Rewrite the data from the first line through the line containing "footer-strip — [0, 830, 1889, 880]", inclusive, replacing "bounding boxes" with "coordinates" and leaving everything else unchanged.

══════════

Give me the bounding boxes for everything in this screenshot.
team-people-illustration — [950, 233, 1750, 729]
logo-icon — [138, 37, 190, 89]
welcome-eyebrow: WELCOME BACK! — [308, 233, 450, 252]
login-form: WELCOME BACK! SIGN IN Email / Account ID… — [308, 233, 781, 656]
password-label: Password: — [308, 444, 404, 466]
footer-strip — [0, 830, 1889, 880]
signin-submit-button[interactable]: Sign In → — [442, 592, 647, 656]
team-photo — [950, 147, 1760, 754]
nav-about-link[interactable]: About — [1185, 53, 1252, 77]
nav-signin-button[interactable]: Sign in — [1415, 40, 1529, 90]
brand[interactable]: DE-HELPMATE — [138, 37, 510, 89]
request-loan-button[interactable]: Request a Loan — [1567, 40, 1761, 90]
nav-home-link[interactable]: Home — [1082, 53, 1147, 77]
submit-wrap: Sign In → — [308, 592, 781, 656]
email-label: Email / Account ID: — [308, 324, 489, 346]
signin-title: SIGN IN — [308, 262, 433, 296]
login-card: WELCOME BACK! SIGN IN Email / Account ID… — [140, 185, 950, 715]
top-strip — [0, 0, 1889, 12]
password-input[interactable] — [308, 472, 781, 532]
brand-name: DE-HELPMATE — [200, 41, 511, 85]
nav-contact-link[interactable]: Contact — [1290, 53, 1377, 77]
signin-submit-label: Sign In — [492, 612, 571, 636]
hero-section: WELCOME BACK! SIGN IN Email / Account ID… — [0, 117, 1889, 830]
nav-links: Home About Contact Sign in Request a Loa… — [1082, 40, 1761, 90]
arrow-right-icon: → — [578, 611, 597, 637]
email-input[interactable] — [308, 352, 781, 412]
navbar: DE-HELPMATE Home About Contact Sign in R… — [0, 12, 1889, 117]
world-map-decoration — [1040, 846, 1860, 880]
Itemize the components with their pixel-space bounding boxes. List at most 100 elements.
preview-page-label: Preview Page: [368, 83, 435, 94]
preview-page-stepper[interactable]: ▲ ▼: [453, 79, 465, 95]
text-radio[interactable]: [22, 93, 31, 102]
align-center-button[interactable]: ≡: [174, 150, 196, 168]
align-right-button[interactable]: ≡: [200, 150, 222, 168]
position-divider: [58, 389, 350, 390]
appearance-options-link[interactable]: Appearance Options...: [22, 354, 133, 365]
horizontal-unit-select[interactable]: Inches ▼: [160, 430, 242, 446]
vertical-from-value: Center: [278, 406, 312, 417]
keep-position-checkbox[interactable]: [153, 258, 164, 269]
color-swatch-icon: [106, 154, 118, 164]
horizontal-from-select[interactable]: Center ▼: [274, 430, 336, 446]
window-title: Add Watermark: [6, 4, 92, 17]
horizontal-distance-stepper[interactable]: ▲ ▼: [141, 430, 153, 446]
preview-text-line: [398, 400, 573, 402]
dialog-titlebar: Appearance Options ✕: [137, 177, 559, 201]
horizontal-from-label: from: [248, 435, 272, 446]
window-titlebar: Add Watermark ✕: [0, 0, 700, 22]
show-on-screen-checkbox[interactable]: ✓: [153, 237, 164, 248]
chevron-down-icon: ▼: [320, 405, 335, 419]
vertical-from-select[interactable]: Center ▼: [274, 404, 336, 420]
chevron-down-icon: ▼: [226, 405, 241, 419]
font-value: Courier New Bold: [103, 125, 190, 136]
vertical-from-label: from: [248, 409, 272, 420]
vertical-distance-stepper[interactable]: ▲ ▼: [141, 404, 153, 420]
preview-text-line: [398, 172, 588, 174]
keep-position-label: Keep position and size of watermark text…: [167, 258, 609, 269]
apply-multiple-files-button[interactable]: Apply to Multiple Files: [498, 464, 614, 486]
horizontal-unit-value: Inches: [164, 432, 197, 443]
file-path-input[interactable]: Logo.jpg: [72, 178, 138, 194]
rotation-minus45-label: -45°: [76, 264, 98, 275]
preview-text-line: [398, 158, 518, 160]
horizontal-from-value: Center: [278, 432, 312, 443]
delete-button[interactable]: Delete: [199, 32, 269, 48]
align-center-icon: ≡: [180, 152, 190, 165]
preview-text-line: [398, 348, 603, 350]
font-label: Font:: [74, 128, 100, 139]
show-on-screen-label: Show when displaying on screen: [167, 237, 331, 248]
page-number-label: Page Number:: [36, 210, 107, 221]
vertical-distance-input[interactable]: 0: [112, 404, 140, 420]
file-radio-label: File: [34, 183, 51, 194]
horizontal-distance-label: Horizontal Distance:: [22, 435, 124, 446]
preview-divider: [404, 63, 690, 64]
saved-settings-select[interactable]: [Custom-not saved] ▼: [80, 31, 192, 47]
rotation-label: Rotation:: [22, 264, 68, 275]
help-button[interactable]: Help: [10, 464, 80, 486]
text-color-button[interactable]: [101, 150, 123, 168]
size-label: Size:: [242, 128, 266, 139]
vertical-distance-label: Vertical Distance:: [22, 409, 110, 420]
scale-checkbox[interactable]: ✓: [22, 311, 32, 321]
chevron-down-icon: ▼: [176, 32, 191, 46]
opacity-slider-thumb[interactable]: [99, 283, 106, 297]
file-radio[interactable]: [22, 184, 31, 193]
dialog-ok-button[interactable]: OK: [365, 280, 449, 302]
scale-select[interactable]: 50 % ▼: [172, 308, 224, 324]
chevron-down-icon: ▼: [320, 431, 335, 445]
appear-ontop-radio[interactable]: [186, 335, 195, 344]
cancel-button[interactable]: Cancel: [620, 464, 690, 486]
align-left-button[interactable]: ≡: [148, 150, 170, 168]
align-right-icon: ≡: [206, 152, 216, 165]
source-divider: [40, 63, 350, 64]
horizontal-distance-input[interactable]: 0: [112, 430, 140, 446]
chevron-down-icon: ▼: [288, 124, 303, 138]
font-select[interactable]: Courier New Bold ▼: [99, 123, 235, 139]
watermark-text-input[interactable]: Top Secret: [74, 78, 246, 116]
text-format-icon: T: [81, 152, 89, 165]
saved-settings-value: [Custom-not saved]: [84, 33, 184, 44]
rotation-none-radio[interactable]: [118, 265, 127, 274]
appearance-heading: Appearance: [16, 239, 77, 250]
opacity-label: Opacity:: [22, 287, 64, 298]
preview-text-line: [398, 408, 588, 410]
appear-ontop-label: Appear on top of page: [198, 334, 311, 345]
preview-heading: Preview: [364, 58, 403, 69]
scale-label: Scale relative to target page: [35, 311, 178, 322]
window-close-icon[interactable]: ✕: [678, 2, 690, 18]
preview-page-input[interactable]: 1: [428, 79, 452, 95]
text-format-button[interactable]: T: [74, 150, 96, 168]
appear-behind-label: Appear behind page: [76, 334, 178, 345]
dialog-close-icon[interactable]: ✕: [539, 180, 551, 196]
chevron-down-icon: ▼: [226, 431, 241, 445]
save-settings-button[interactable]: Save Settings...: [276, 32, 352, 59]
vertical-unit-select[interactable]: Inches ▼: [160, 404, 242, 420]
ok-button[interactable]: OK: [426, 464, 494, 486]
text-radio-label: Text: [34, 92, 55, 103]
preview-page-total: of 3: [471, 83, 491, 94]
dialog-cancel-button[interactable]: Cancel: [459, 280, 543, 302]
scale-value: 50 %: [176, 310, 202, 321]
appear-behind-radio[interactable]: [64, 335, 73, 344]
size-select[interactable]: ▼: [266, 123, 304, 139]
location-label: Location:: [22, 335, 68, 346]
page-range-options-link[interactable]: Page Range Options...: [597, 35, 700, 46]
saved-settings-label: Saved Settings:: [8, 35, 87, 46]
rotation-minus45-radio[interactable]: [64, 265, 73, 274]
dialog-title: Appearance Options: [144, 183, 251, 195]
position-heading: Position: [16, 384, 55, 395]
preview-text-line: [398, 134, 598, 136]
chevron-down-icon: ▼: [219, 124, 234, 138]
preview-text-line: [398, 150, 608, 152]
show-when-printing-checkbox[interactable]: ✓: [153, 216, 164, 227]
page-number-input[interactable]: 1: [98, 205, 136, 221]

══════════

Task output:
Give me the coordinates for everything in this screenshot.
team-people-illustration — [950, 233, 1750, 729]
logo-icon — [138, 37, 190, 89]
welcome-eyebrow: WELCOME BACK! — [308, 233, 450, 252]
login-form: WELCOME BACK! SIGN IN Email / Account ID… — [308, 233, 781, 656]
password-label: Password: — [308, 444, 404, 466]
footer-strip — [0, 830, 1889, 880]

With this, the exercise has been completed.